▶ **TASK DETAILS**: Filter out everything except lines holding "อำนวยการกองคล".
>> Begin EXERCISE INPUTS
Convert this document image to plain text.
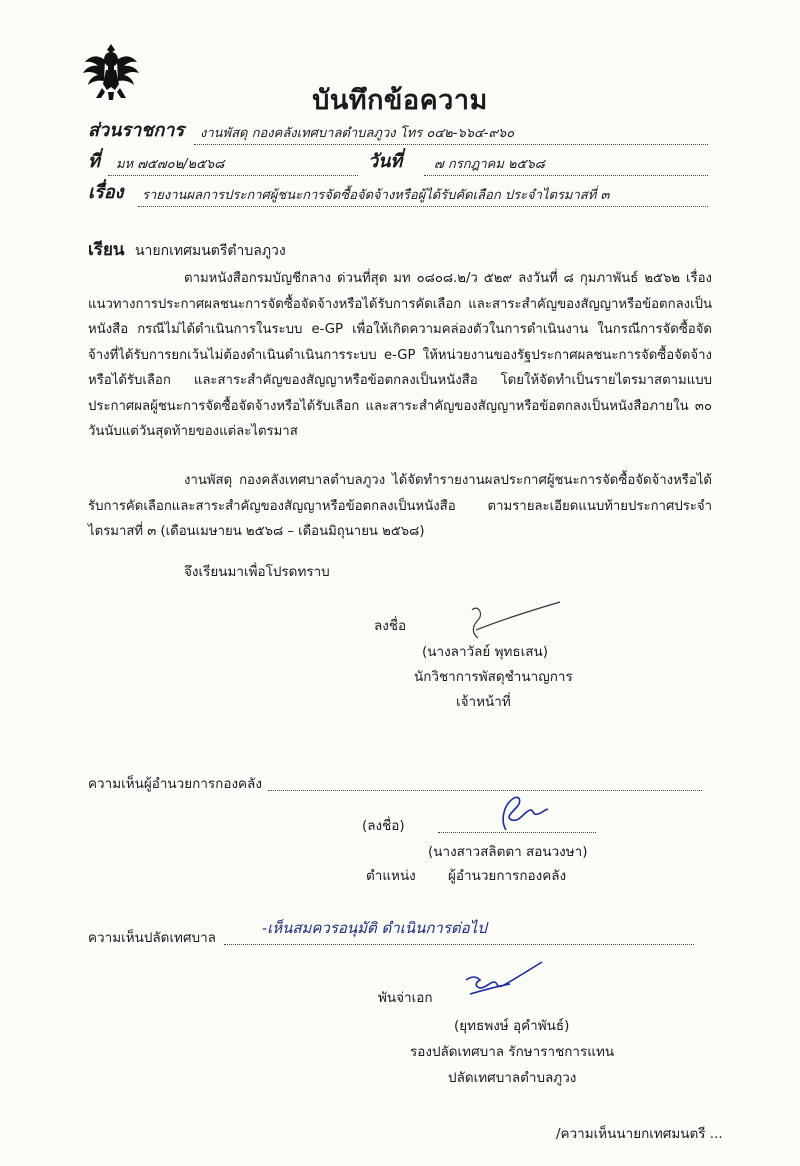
บันทึกข้อความ
ส่วนราชการ งานพัสดุ กองคลังเทศบาลตำบลภูวง โทร ๐๔๒-๖๖๔-๙๖๐
ที่ มห ๗๕๗๐๒/๒๕๖๘	วันที่ ๗ กรกฎาคม ๒๕๖๘
เรื่อง รายงานผลการประกาศผู้ชนะการจัดซื้อจัดจ้างหรือผู้ได้รับคัดเลือก ประจำไตรมาสที่ ๓
เรียน นายกเทศมนตรีตำบลภูวง
ตามหนังสือกรมบัญชีกลาง ด่วนที่สุด มท ๐๘๐๘.๒/ว ๕๒๙ ลงวันที่ ๘ กุมภาพันธ์ ๒๕๖๒ เรื่องแนวทางการประกาศผลชนะการจัดซื้อจัดจ้างหรือได้รับการคัดเลือก และสาระสำคัญของสัญญาหรือข้อตกลงเป็นหนังสือ กรณีไม่ได้ดำเนินการในระบบ e-GP เพื่อให้เกิดความคล่องตัวในการดำเนินงาน ในกรณีการจัดซื้อจัดจ้างที่ได้รับการยกเว้นไม่ต้องดำเนินดำเนินการระบบ e-GP ให้หน่วยงานของรัฐประกาศผลชนะการจัดซื้อจัดจ้างหรือได้รับเลือก และสาระสำคัญของสัญญาหรือข้อตกลงเป็นหนังสือ โดยให้จัดทำเป็นรายไตรมาสตามแบบประกาศผลผู้ชนะการจัดซื้อจัดจ้างหรือได้รับเลือก และสาระสำคัญของสัญญาหรือข้อตกลงเป็นหนังสือภายใน ๓๐ วันนับแต่วันสุดท้ายของแต่ละไตรมาส
งานพัสดุ กองคลังเทศบาลตำบลภูวง ได้จัดทำรายงานผลประกาศผู้ชนะการจัดซื้อจัดจ้างหรือได้รับการคัดเลือกและสาระสำคัญของสัญญาหรือข้อตกลงเป็นหนังสือ ตามรายละเอียดแนบท้ายประกาศประจำไตรมาสที่ ๓ (เดือนเมษายน ๒๕๖๘ – เดือนมิถุนายน ๒๕๖๘)
จึงเรียนมาเพื่อโปรดทราบ
ลงชื่อ
(นางลาวัลย์ พุทธเสน)
นักวิชาการพัสดุชำนาญการ
เจ้าหน้าที่
ความเห็นผู้อำนวยการกองคลัง
(ลงชื่อ)
(นางสาวสลิตตา สอนวงษา)
ตำแหน่ง ผู้อำนวยการกองคลัง
ความเห็นปลัดเทศบาล
-เห็นสมควรอนุมัติ ดำเนินการต่อไป
พันจ่าเอก
(ยุทธพงษ์ อุคำพันธ์)
รองปลัดเทศบาล รักษาราชการแทน
ปลัดเทศบาลตำบลภูวง
/ความเห็นนายกเทศมนตรี ...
>> End EXERCISE INPUTS
▶ **TASK ANSWER**:
ความเห็นผู้อำนวยการกองคลัง
ตำแหน่ง ผู้อำนวยการกองคลัง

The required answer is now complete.